Goal -
Give every line from the entries that contains "Openen".

Data provided -
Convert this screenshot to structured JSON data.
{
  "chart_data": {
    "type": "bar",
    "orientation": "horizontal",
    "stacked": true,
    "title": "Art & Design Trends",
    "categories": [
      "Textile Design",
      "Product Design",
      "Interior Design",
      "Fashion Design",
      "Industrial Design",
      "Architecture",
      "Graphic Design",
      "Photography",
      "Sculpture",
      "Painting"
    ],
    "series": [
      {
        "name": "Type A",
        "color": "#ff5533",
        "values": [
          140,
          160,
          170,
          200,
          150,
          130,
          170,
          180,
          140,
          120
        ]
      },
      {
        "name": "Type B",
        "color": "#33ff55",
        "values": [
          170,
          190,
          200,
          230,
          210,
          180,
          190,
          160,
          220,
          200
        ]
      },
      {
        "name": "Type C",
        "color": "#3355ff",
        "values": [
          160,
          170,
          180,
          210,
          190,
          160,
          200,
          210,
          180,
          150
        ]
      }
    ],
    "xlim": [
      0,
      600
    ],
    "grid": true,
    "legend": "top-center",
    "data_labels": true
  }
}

* * *

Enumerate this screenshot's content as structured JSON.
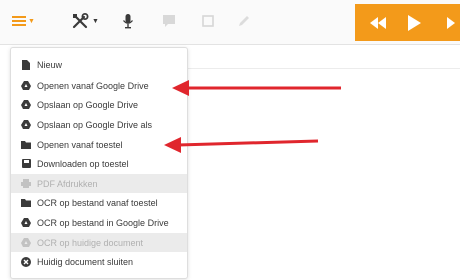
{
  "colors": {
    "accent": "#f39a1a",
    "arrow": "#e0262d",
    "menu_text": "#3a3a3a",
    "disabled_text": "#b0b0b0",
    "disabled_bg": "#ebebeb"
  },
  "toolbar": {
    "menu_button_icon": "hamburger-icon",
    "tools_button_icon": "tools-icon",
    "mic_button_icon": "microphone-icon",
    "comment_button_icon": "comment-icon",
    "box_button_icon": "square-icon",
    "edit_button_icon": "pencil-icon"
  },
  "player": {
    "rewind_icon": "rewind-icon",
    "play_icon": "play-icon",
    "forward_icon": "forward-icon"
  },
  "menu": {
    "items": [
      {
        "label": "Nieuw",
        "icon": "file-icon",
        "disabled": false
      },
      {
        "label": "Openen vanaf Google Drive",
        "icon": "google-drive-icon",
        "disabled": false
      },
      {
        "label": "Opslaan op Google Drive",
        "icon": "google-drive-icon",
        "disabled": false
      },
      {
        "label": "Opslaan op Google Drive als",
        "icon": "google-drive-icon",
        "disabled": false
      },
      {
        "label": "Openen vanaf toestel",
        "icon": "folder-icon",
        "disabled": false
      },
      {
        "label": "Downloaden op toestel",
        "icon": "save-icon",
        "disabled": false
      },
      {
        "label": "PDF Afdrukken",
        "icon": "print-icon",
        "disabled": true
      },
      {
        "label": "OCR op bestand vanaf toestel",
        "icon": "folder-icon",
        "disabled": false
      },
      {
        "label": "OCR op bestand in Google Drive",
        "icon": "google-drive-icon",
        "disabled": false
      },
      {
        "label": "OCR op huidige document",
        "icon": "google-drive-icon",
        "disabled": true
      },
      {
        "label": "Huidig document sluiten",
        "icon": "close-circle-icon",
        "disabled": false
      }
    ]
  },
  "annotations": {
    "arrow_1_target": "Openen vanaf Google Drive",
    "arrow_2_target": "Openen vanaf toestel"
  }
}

Output for this task -
        "label": "Openen vanaf Google Drive",
        "label": "Openen vanaf toestel",
    "arrow_1_target": "Openen vanaf Google Drive",
    "arrow_2_target": "Openen vanaf toestel"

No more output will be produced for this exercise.